» **To do**
In the data below, find each line containing the string "Capital" and return it.

» **Supplied information**
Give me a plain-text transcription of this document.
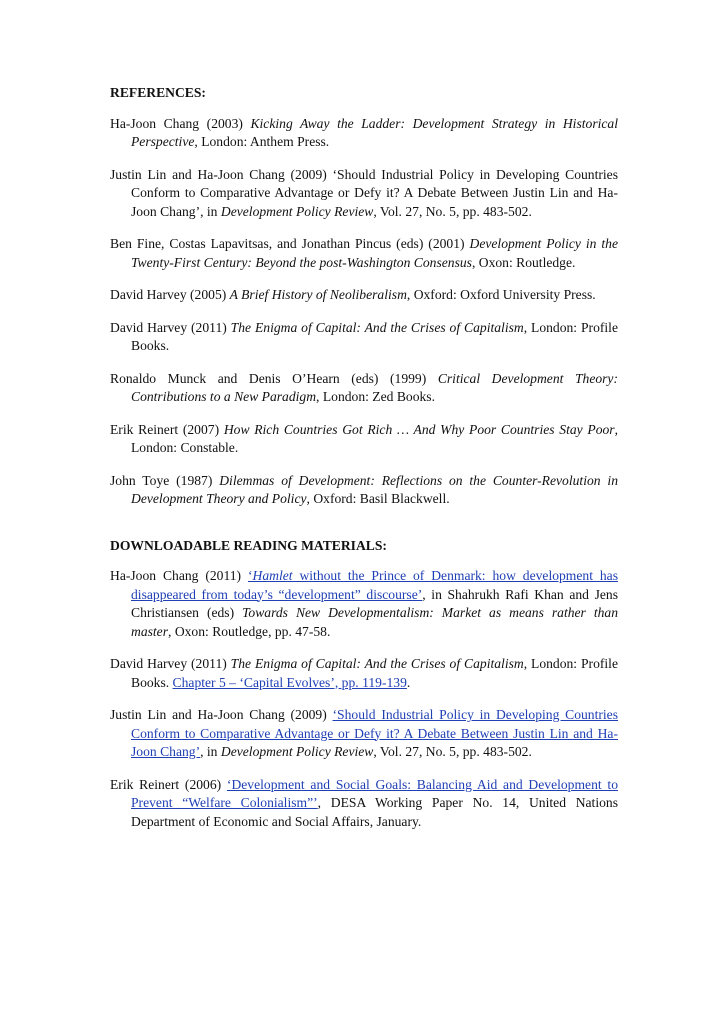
REFERENCES:

Ha-Joon Chang (2003) Kicking Away the Ladder: Development Strategy in Historical Perspective, London: Anthem Press.

Justin Lin and Ha-Joon Chang (2009) ‘Should Industrial Policy in Developing Countries Conform to Comparative Advantage or Defy it? A Debate Between Justin Lin and Ha-Joon Chang’, in Development Policy Review, Vol. 27, No. 5, pp. 483-502.

Ben Fine, Costas Lapavitsas, and Jonathan Pincus (eds) (2001) Development Policy in the Twenty-First Century: Beyond the post-Washington Consensus, Oxon: Routledge.

David Harvey (2005) A Brief History of Neoliberalism, Oxford: Oxford University Press.

David Harvey (2011) The Enigma of Capital: And the Crises of Capitalism, London: Profile Books.

Ronaldo Munck and Denis O’Hearn (eds) (1999) Critical Development Theory: Contributions to a New Paradigm, London: Zed Books.

Erik Reinert (2007) How Rich Countries Got Rich … And Why Poor Countries Stay Poor, London: Constable.

John Toye (1987) Dilemmas of Development: Reflections on the Counter-Revolution in Development Theory and Policy, Oxford: Basil Blackwell.

DOWNLOADABLE READING MATERIALS:

Ha-Joon Chang (2011) ‘Hamlet without the Prince of Denmark: how development has disappeared from today’s “development” discourse’, in Shahrukh Rafi Khan and Jens Christiansen (eds) Towards New Developmentalism: Market as means rather than master, Oxon: Routledge, pp. 47-58.

David Harvey (2011) The Enigma of Capital: And the Crises of Capitalism, London: Profile Books. Chapter 5 – ‘Capital Evolves’, pp. 119-139.

Justin Lin and Ha-Joon Chang (2009) ‘Should Industrial Policy in Developing Countries Conform to Comparative Advantage or Defy it? A Debate Between Justin Lin and Ha-Joon Chang’, in Development Policy Review, Vol. 27, No. 5, pp. 483-502.

Erik Reinert (2006) ‘Development and Social Goals: Balancing Aid and Development to Prevent “Welfare Colonialism”’, DESA Working Paper No. 14, United Nations Department of Economic and Social Affairs, January.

» **Worked solution**
David Harvey (2011) The Enigma of Capital: And the Crises of Capitalism, London: Profile Books.
David Harvey (2011) The Enigma of Capital: And the Crises of Capitalism, London: Profile Books. Chapter 5 – ‘Capital Evolves’, pp. 119-139.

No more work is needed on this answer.